Given request » Rewrite the items from the line with "bar-ΑΓ-19/2: [239, 195, 258, 496]" to the line with "y-tick-label: 3000: [96, 230, 126, 246]", changing "x-tick-label" to "x-tick-text" and leaving everything else as it stands.

Data to use »
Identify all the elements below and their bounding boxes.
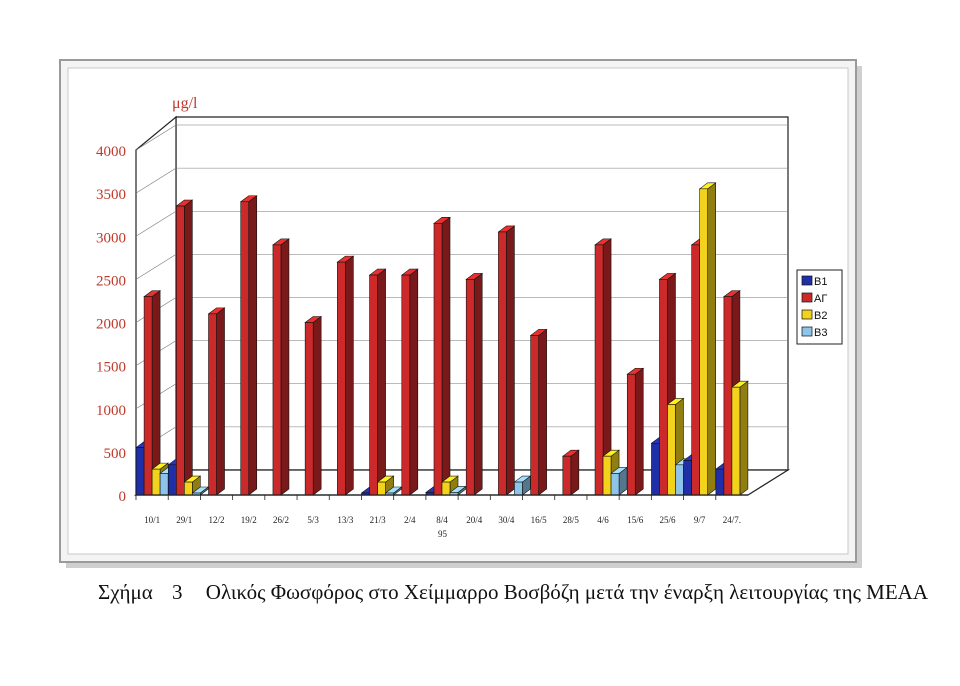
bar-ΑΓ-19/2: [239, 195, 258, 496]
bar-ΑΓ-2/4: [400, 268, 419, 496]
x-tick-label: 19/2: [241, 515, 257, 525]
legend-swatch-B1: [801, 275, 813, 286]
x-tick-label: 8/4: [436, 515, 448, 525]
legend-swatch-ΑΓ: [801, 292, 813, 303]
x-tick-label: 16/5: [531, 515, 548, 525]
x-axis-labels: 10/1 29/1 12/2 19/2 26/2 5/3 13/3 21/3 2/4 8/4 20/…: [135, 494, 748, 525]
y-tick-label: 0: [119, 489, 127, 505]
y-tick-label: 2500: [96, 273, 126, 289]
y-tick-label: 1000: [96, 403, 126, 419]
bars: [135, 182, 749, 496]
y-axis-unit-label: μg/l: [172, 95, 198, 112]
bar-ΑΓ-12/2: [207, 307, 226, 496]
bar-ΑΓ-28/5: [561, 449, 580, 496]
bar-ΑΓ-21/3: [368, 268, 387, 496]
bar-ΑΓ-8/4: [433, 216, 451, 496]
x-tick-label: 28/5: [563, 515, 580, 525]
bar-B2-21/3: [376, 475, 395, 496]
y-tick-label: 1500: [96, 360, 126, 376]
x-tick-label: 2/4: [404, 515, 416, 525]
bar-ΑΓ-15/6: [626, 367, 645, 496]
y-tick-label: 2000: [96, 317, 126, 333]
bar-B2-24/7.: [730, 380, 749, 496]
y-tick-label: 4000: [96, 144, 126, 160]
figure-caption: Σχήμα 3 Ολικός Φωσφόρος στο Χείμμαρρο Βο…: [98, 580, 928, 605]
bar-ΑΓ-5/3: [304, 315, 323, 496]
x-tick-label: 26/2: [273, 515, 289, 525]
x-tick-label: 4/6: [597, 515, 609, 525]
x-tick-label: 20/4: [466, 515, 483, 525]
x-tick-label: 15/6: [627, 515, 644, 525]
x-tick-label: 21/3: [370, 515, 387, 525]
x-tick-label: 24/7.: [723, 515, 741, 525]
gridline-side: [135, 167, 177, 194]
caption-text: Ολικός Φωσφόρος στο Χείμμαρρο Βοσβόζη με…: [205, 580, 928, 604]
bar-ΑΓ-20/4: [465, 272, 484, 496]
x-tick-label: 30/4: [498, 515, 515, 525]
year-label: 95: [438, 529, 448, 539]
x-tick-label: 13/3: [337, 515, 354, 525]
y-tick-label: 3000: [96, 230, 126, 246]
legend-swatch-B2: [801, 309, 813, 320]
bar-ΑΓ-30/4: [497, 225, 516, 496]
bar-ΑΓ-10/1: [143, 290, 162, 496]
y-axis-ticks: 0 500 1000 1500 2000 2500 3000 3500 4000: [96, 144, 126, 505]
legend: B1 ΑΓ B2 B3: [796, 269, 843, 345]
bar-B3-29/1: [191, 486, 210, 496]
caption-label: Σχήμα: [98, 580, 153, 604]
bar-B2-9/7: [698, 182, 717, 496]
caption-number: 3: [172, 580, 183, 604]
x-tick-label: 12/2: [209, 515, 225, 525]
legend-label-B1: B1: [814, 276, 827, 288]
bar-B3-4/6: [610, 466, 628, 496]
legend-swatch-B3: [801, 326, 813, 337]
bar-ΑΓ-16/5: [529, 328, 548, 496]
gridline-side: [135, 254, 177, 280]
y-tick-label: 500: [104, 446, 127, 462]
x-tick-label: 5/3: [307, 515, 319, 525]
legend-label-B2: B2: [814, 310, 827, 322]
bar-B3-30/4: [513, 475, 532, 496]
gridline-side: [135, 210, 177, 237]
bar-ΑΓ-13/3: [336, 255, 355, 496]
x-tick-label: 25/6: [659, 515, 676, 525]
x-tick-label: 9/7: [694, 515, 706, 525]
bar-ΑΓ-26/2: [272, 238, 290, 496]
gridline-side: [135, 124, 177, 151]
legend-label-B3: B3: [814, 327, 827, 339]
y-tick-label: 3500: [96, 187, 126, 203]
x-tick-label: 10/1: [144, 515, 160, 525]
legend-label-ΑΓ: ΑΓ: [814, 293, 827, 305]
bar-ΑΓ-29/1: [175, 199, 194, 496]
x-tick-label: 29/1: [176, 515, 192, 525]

Solution to the problem »
bar-ΑΓ-19/2: [239, 195, 258, 496]
bar-ΑΓ-2/4: [400, 268, 419, 496]
x-tick-text: 19/2: [241, 515, 257, 525]
legend-swatch-B1: [801, 275, 813, 286]
x-tick-text: 8/4: [436, 515, 448, 525]
legend-swatch-ΑΓ: [801, 292, 813, 303]
x-tick-text: 16/5: [531, 515, 548, 525]
x-axis-labels: 10/1 29/1 12/2 19/2 26/2 5/3 13/3 21/3 2/4 8/4 20/…: [135, 494, 748, 525]
y-tick-label: 0: [119, 489, 127, 505]
y-tick-label: 2500: [96, 273, 126, 289]
y-tick-label: 1000: [96, 403, 126, 419]
bars: [135, 182, 749, 496]
y-axis-unit-label: μg/l: [172, 95, 198, 112]
bar-ΑΓ-12/2: [207, 307, 226, 496]
bar-ΑΓ-28/5: [561, 449, 580, 496]
bar-ΑΓ-21/3: [368, 268, 387, 496]
bar-ΑΓ-8/4: [433, 216, 451, 496]
x-tick-text: 28/5: [563, 515, 580, 525]
bar-B2-21/3: [376, 475, 395, 496]
y-tick-label: 1500: [96, 360, 126, 376]
x-tick-text: 2/4: [404, 515, 416, 525]
bar-ΑΓ-15/6: [626, 367, 645, 496]
y-tick-label: 2000: [96, 317, 126, 333]
bar-B2-24/7.: [730, 380, 749, 496]
y-tick-label: 4000: [96, 144, 126, 160]
figure-caption: Σχήμα 3 Ολικός Φωσφόρος στο Χείμμαρρο Βο…: [98, 580, 928, 605]
bar-ΑΓ-5/3: [304, 315, 323, 496]
x-tick-text: 26/2: [273, 515, 289, 525]
x-tick-text: 4/6: [597, 515, 609, 525]
x-tick-text: 20/4: [466, 515, 483, 525]
x-tick-text: 15/6: [627, 515, 644, 525]
x-tick-text: 21/3: [370, 515, 387, 525]
x-tick-text: 24/7.: [723, 515, 741, 525]
gridline-side: [135, 167, 177, 194]
caption-text: Ολικός Φωσφόρος στο Χείμμαρρο Βοσβόζη με…: [205, 580, 928, 604]
bar-ΑΓ-20/4: [465, 272, 484, 496]
x-tick-text: 30/4: [498, 515, 515, 525]
year-label: 95: [438, 529, 448, 539]
x-tick-text: 13/3: [337, 515, 354, 525]
y-tick-label: 3000: [96, 230, 126, 246]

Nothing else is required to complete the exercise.